---- Given information
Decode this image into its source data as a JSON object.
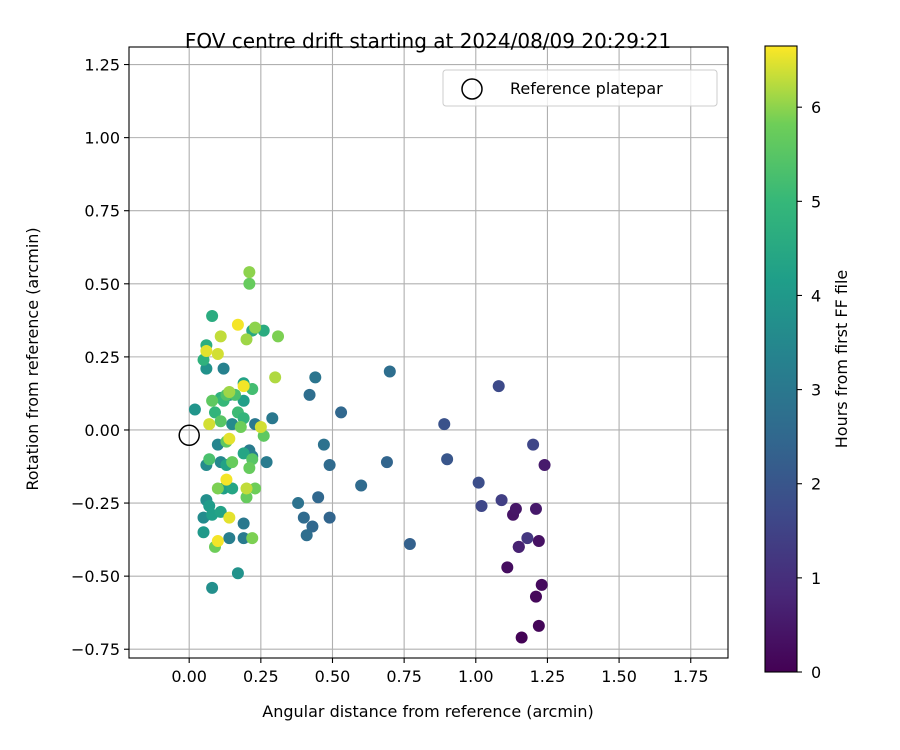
{
  "chart_data": {
    "type": "scatter",
    "title": "FOV centre drift starting at 2024/08/09 20:29:21",
    "xlabel": "Angular distance from reference (arcmin)",
    "ylabel": "Rotation from reference (arcmin)",
    "xlim": [
      -0.21,
      1.88
    ],
    "ylim": [
      -0.78,
      1.31
    ],
    "x_ticks": [
      "0.00",
      "0.25",
      "0.50",
      "0.75",
      "1.00",
      "1.25",
      "1.50",
      "1.75"
    ],
    "y_ticks": [
      "−0.75",
      "−0.50",
      "−0.25",
      "0.00",
      "0.25",
      "0.50",
      "0.75",
      "1.00",
      "1.25"
    ],
    "grid": true,
    "legend": {
      "placement": "top-right",
      "label": "Reference platepar",
      "marker": "open-circle"
    },
    "reference_point": {
      "x": 0.0,
      "y": 0.0
    },
    "colorbar": {
      "label": "Hours from first FF file",
      "range": [
        0,
        6.65
      ],
      "ticks": [
        "0",
        "1",
        "2",
        "3",
        "4",
        "5",
        "6"
      ],
      "colormap": "viridis"
    },
    "points": [
      {
        "x": 1.16,
        "y": -0.71,
        "c": 0.05
      },
      {
        "x": 1.22,
        "y": -0.67,
        "c": 0.1
      },
      {
        "x": 1.21,
        "y": -0.57,
        "c": 0.15
      },
      {
        "x": 1.23,
        "y": -0.53,
        "c": 0.2
      },
      {
        "x": 1.11,
        "y": -0.47,
        "c": 0.25
      },
      {
        "x": 1.15,
        "y": -0.4,
        "c": 0.3
      },
      {
        "x": 1.22,
        "y": -0.38,
        "c": 0.35
      },
      {
        "x": 1.13,
        "y": -0.29,
        "c": 0.4
      },
      {
        "x": 1.14,
        "y": -0.27,
        "c": 0.45
      },
      {
        "x": 1.21,
        "y": -0.27,
        "c": 0.5
      },
      {
        "x": 1.24,
        "y": -0.12,
        "c": 0.55
      },
      {
        "x": 1.15,
        "y": -0.4,
        "c": 0.7
      },
      {
        "x": 1.18,
        "y": -0.37,
        "c": 1.2
      },
      {
        "x": 1.09,
        "y": -0.24,
        "c": 1.4
      },
      {
        "x": 1.02,
        "y": -0.26,
        "c": 1.6
      },
      {
        "x": 1.01,
        "y": -0.18,
        "c": 1.8
      },
      {
        "x": 1.2,
        "y": -0.05,
        "c": 1.6
      },
      {
        "x": 1.08,
        "y": 0.15,
        "c": 1.7
      },
      {
        "x": 0.89,
        "y": 0.02,
        "c": 1.9
      },
      {
        "x": 0.9,
        "y": -0.1,
        "c": 2.0
      },
      {
        "x": 0.77,
        "y": -0.39,
        "c": 2.3
      },
      {
        "x": 0.69,
        "y": -0.11,
        "c": 2.4
      },
      {
        "x": 0.6,
        "y": -0.19,
        "c": 2.6
      },
      {
        "x": 0.7,
        "y": 0.2,
        "c": 2.7
      },
      {
        "x": 0.53,
        "y": 0.06,
        "c": 2.5
      },
      {
        "x": 0.49,
        "y": -0.3,
        "c": 2.4
      },
      {
        "x": 0.49,
        "y": -0.12,
        "c": 2.6
      },
      {
        "x": 0.47,
        "y": -0.05,
        "c": 2.8
      },
      {
        "x": 0.45,
        "y": -0.23,
        "c": 2.5
      },
      {
        "x": 0.44,
        "y": 0.18,
        "c": 2.9
      },
      {
        "x": 0.42,
        "y": 0.12,
        "c": 2.7
      },
      {
        "x": 0.43,
        "y": -0.33,
        "c": 2.5
      },
      {
        "x": 0.4,
        "y": -0.3,
        "c": 2.6
      },
      {
        "x": 0.41,
        "y": -0.36,
        "c": 2.7
      },
      {
        "x": 0.38,
        "y": -0.25,
        "c": 2.8
      },
      {
        "x": 0.29,
        "y": 0.04,
        "c": 3.0
      },
      {
        "x": 0.27,
        "y": -0.11,
        "c": 3.1
      },
      {
        "x": 0.23,
        "y": 0.02,
        "c": 3.0
      },
      {
        "x": 0.21,
        "y": -0.07,
        "c": 3.1
      },
      {
        "x": 0.22,
        "y": -0.09,
        "c": 3.2
      },
      {
        "x": 0.19,
        "y": -0.32,
        "c": 3.0
      },
      {
        "x": 0.19,
        "y": -0.37,
        "c": 3.1
      },
      {
        "x": 0.14,
        "y": -0.37,
        "c": 3.2
      },
      {
        "x": 0.17,
        "y": -0.49,
        "c": 3.8
      },
      {
        "x": 0.08,
        "y": -0.54,
        "c": 3.7
      },
      {
        "x": 0.14,
        "y": 0.12,
        "c": 3.4
      },
      {
        "x": 0.15,
        "y": 0.02,
        "c": 3.6
      },
      {
        "x": 0.1,
        "y": -0.05,
        "c": 3.4
      },
      {
        "x": 0.12,
        "y": 0.21,
        "c": 3.3
      },
      {
        "x": 0.11,
        "y": -0.11,
        "c": 3.5
      },
      {
        "x": 0.06,
        "y": -0.12,
        "c": 3.6
      },
      {
        "x": 0.06,
        "y": -0.24,
        "c": 3.7
      },
      {
        "x": 0.05,
        "y": -0.3,
        "c": 3.6
      },
      {
        "x": 0.06,
        "y": 0.21,
        "c": 3.8
      },
      {
        "x": 0.02,
        "y": 0.07,
        "c": 3.9
      },
      {
        "x": 0.05,
        "y": -0.35,
        "c": 4.0
      },
      {
        "x": 0.07,
        "y": -0.26,
        "c": 4.1
      },
      {
        "x": 0.08,
        "y": -0.29,
        "c": 4.2
      },
      {
        "x": 0.11,
        "y": -0.28,
        "c": 4.3
      },
      {
        "x": 0.12,
        "y": -0.2,
        "c": 4.2
      },
      {
        "x": 0.15,
        "y": -0.2,
        "c": 4.4
      },
      {
        "x": 0.13,
        "y": -0.12,
        "c": 4.3
      },
      {
        "x": 0.19,
        "y": -0.08,
        "c": 4.4
      },
      {
        "x": 0.19,
        "y": 0.1,
        "c": 4.2
      },
      {
        "x": 0.19,
        "y": 0.16,
        "c": 4.3
      },
      {
        "x": 0.22,
        "y": 0.34,
        "c": 4.5
      },
      {
        "x": 0.26,
        "y": 0.34,
        "c": 4.6
      },
      {
        "x": 0.08,
        "y": 0.39,
        "c": 4.6
      },
      {
        "x": 0.06,
        "y": 0.29,
        "c": 4.7
      },
      {
        "x": 0.05,
        "y": 0.24,
        "c": 4.8
      },
      {
        "x": 0.09,
        "y": 0.06,
        "c": 4.9
      },
      {
        "x": 0.11,
        "y": 0.11,
        "c": 4.8
      },
      {
        "x": 0.12,
        "y": 0.1,
        "c": 5.0
      },
      {
        "x": 0.17,
        "y": 0.06,
        "c": 5.1
      },
      {
        "x": 0.19,
        "y": 0.04,
        "c": 4.9
      },
      {
        "x": 0.22,
        "y": 0.14,
        "c": 5.2
      },
      {
        "x": 0.16,
        "y": 0.12,
        "c": 5.3
      },
      {
        "x": 0.13,
        "y": 0.12,
        "c": 5.4
      },
      {
        "x": 0.07,
        "y": -0.1,
        "c": 5.3
      },
      {
        "x": 0.08,
        "y": 0.1,
        "c": 5.6
      },
      {
        "x": 0.11,
        "y": 0.03,
        "c": 5.5
      },
      {
        "x": 0.13,
        "y": -0.04,
        "c": 5.6
      },
      {
        "x": 0.15,
        "y": -0.11,
        "c": 5.7
      },
      {
        "x": 0.18,
        "y": 0.01,
        "c": 5.8
      },
      {
        "x": 0.22,
        "y": -0.1,
        "c": 5.5
      },
      {
        "x": 0.21,
        "y": -0.13,
        "c": 5.7
      },
      {
        "x": 0.26,
        "y": -0.02,
        "c": 5.6
      },
      {
        "x": 0.23,
        "y": -0.2,
        "c": 5.8
      },
      {
        "x": 0.2,
        "y": -0.23,
        "c": 5.7
      },
      {
        "x": 0.1,
        "y": -0.2,
        "c": 5.9
      },
      {
        "x": 0.09,
        "y": -0.4,
        "c": 5.8
      },
      {
        "x": 0.22,
        "y": -0.37,
        "c": 5.9
      },
      {
        "x": 0.21,
        "y": 0.5,
        "c": 5.7
      },
      {
        "x": 0.21,
        "y": 0.54,
        "c": 6.0
      },
      {
        "x": 0.2,
        "y": 0.31,
        "c": 6.1
      },
      {
        "x": 0.23,
        "y": 0.35,
        "c": 6.0
      },
      {
        "x": 0.31,
        "y": 0.32,
        "c": 5.9
      },
      {
        "x": 0.3,
        "y": 0.18,
        "c": 6.2
      },
      {
        "x": 0.11,
        "y": 0.32,
        "c": 6.3
      },
      {
        "x": 0.1,
        "y": 0.26,
        "c": 6.4
      },
      {
        "x": 0.06,
        "y": 0.27,
        "c": 6.5
      },
      {
        "x": 0.19,
        "y": 0.15,
        "c": 6.6
      },
      {
        "x": 0.14,
        "y": 0.13,
        "c": 6.1
      },
      {
        "x": 0.07,
        "y": 0.02,
        "c": 6.4
      },
      {
        "x": 0.14,
        "y": -0.03,
        "c": 6.5
      },
      {
        "x": 0.13,
        "y": -0.17,
        "c": 6.6
      },
      {
        "x": 0.2,
        "y": -0.2,
        "c": 6.3
      },
      {
        "x": 0.14,
        "y": -0.3,
        "c": 6.5
      },
      {
        "x": 0.1,
        "y": -0.38,
        "c": 6.6
      },
      {
        "x": 0.17,
        "y": 0.36,
        "c": 6.6
      },
      {
        "x": 0.25,
        "y": 0.01,
        "c": 6.4
      }
    ]
  }
}
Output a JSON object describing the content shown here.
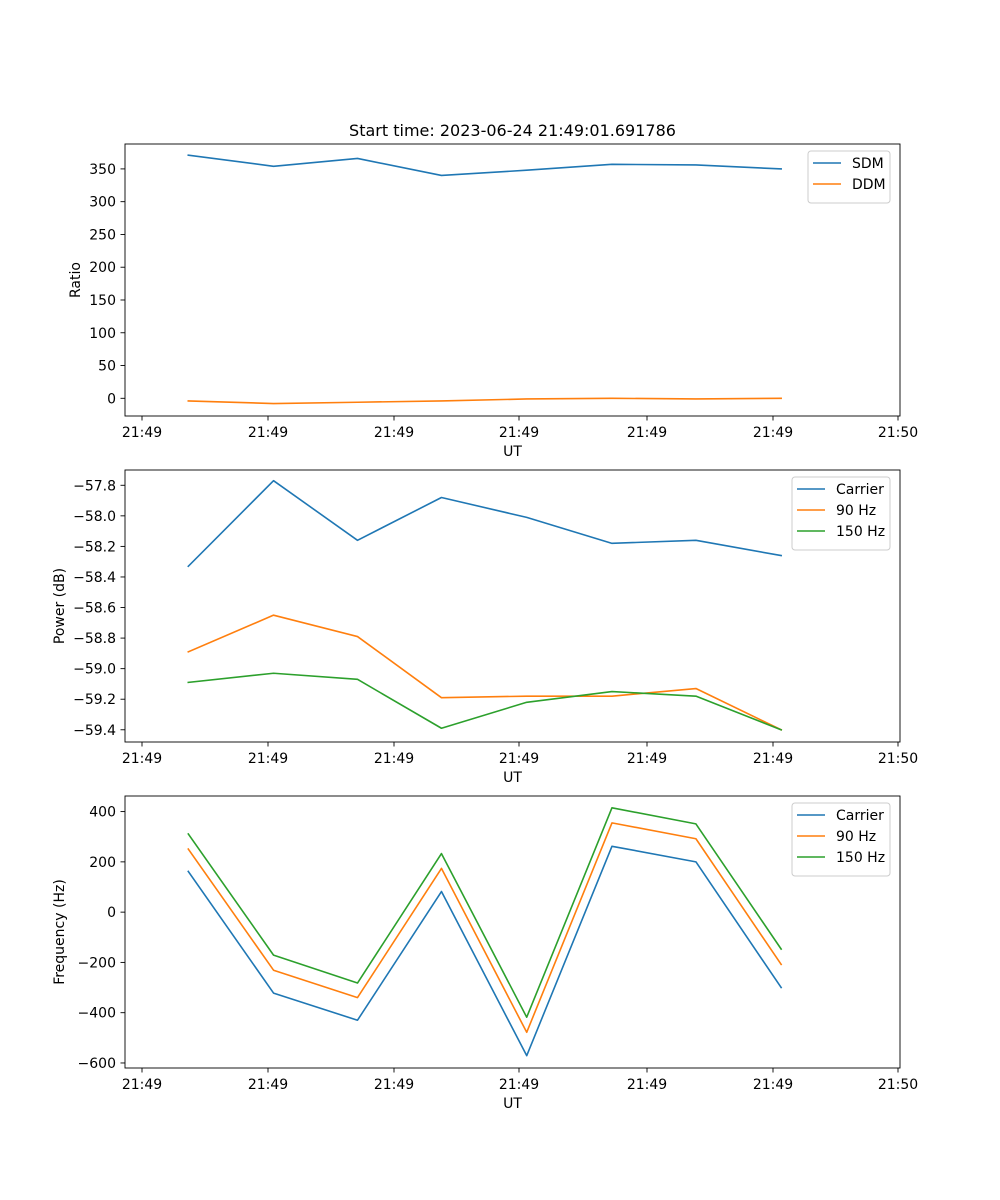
{
  "figure_title": "Start time: 2023-06-24 21:49:01.691786",
  "chart_data": [
    {
      "type": "line",
      "title": "Start time: 2023-06-24 21:49:01.691786",
      "xlabel": "UT",
      "ylabel": "Ratio",
      "xtick_labels": [
        "21:49",
        "21:49",
        "21:49",
        "21:49",
        "21:49",
        "21:49",
        "21:50"
      ],
      "x": [
        "21:49:01.69",
        "21:49:02.35",
        "21:49:03.00",
        "21:49:03.65",
        "21:49:04.31",
        "21:49:04.97",
        "21:49:05.62",
        "21:49:06.28"
      ],
      "xlim": [
        "21:49:01.2",
        "21:49:07.2"
      ],
      "ylim": [
        -27,
        388
      ],
      "yticks": [
        0,
        50,
        100,
        150,
        200,
        250,
        300,
        350
      ],
      "legend": "upper right",
      "grid": false,
      "series": [
        {
          "name": "SDM",
          "color": "#1f77b4",
          "values": [
            371,
            354,
            366,
            340,
            348,
            357,
            356,
            350
          ]
        },
        {
          "name": "DDM",
          "color": "#ff7f0e",
          "values": [
            -4,
            -8,
            -6,
            -4,
            -1,
            0,
            -1,
            0
          ]
        }
      ]
    },
    {
      "type": "line",
      "title": "",
      "xlabel": "UT",
      "ylabel": "Power (dB)",
      "xtick_labels": [
        "21:49",
        "21:49",
        "21:49",
        "21:49",
        "21:49",
        "21:49",
        "21:50"
      ],
      "x": [
        "21:49:01.69",
        "21:49:02.35",
        "21:49:03.00",
        "21:49:03.65",
        "21:49:04.31",
        "21:49:04.97",
        "21:49:05.62",
        "21:49:06.28"
      ],
      "xlim": [
        "21:49:01.2",
        "21:49:07.2"
      ],
      "ylim": [
        -59.48,
        -57.7
      ],
      "yticks": [
        -59.4,
        -59.2,
        -59.0,
        -58.8,
        -58.6,
        -58.4,
        -58.2,
        -58.0,
        -57.8
      ],
      "ytick_labels": [
        "−59.4",
        "−59.2",
        "−59.0",
        "−58.8",
        "−58.6",
        "−58.4",
        "−58.2",
        "−58.0",
        "−57.8"
      ],
      "legend": "upper right",
      "grid": false,
      "series": [
        {
          "name": "Carrier",
          "color": "#1f77b4",
          "values": [
            -58.33,
            -57.77,
            -58.16,
            -57.88,
            -58.01,
            -58.18,
            -58.16,
            -58.26
          ]
        },
        {
          "name": "90 Hz",
          "color": "#ff7f0e",
          "values": [
            -58.89,
            -58.65,
            -58.79,
            -59.19,
            -59.18,
            -59.18,
            -59.13,
            -59.4
          ]
        },
        {
          "name": "150 Hz",
          "color": "#2ca02c",
          "values": [
            -59.09,
            -59.03,
            -59.07,
            -59.39,
            -59.22,
            -59.15,
            -59.18,
            -59.4
          ]
        }
      ]
    },
    {
      "type": "line",
      "title": "",
      "xlabel": "UT",
      "ylabel": "Frequency (Hz)",
      "xtick_labels": [
        "21:49",
        "21:49",
        "21:49",
        "21:49",
        "21:49",
        "21:49",
        "21:50"
      ],
      "x": [
        "21:49:01.69",
        "21:49:02.35",
        "21:49:03.00",
        "21:49:03.65",
        "21:49:04.31",
        "21:49:04.97",
        "21:49:05.62",
        "21:49:06.28"
      ],
      "xlim": [
        "21:49:01.2",
        "21:49:07.2"
      ],
      "ylim": [
        -620,
        462
      ],
      "yticks": [
        -600,
        -400,
        -200,
        0,
        200,
        400
      ],
      "ytick_labels": [
        "−600",
        "−400",
        "−200",
        "0",
        "200",
        "400"
      ],
      "legend": "upper right",
      "grid": false,
      "series": [
        {
          "name": "Carrier",
          "color": "#1f77b4",
          "values": [
            162,
            -322,
            -430,
            82,
            -571,
            262,
            200,
            -300
          ]
        },
        {
          "name": "90 Hz",
          "color": "#ff7f0e",
          "values": [
            251,
            -231,
            -340,
            174,
            -478,
            355,
            292,
            -208
          ]
        },
        {
          "name": "150 Hz",
          "color": "#2ca02c",
          "values": [
            311,
            -171,
            -282,
            233,
            -418,
            415,
            351,
            -147
          ]
        }
      ]
    }
  ]
}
--------
Do this —
Gather up every line in the data above that contains the word "object", copying each one.

Solved problem —
Decode this image into its source data as a JSON object.
Output a JSON object describing the content shown here.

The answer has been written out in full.